— START Entries provided —
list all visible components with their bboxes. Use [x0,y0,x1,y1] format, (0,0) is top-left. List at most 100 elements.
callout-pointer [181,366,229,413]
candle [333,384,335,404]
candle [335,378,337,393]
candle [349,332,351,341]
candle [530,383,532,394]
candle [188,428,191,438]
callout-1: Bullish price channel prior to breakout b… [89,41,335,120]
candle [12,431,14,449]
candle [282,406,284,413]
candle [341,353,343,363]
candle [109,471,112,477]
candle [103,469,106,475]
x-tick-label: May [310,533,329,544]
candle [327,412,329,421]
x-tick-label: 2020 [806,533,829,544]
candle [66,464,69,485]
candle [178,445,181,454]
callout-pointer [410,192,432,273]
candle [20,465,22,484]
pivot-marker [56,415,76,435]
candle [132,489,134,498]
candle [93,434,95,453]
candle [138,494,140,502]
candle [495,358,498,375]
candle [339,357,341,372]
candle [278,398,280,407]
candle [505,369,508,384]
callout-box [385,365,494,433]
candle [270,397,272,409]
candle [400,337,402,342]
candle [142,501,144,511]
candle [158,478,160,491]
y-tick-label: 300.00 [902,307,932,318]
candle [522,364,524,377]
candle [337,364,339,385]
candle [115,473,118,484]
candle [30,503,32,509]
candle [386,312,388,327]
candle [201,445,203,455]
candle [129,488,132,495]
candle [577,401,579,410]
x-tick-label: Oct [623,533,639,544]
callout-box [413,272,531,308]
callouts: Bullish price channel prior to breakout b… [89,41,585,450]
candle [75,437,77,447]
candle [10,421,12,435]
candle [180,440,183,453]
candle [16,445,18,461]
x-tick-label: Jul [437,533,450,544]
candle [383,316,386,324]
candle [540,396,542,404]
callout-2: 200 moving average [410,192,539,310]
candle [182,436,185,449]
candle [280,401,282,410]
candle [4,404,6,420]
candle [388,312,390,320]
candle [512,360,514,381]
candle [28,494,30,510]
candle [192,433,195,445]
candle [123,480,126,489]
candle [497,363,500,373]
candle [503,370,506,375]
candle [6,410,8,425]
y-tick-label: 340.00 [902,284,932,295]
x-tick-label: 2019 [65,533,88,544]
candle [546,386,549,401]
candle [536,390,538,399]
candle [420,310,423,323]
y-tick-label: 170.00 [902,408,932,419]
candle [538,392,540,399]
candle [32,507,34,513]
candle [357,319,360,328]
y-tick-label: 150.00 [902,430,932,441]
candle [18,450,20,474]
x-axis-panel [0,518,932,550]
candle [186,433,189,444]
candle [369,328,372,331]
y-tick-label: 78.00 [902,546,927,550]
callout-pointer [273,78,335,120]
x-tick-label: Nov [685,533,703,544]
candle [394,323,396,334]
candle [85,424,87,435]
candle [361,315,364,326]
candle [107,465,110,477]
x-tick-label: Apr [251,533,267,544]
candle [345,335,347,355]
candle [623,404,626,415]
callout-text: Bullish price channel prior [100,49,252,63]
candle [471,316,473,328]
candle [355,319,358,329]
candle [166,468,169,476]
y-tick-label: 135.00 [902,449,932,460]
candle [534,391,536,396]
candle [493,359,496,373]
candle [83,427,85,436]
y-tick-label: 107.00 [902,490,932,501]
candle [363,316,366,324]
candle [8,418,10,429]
— END Entries provided —
Pull out every line of the data above that contains the string "Bullish", treating uppercase and lowercase as distinct.

callout-1: Bullish price channel prior to breakout b… [89,41,335,120]
callouts: Bullish price channel prior to breakout b… [89,41,585,450]
callout-text: Bullish price channel prior [100,49,252,63]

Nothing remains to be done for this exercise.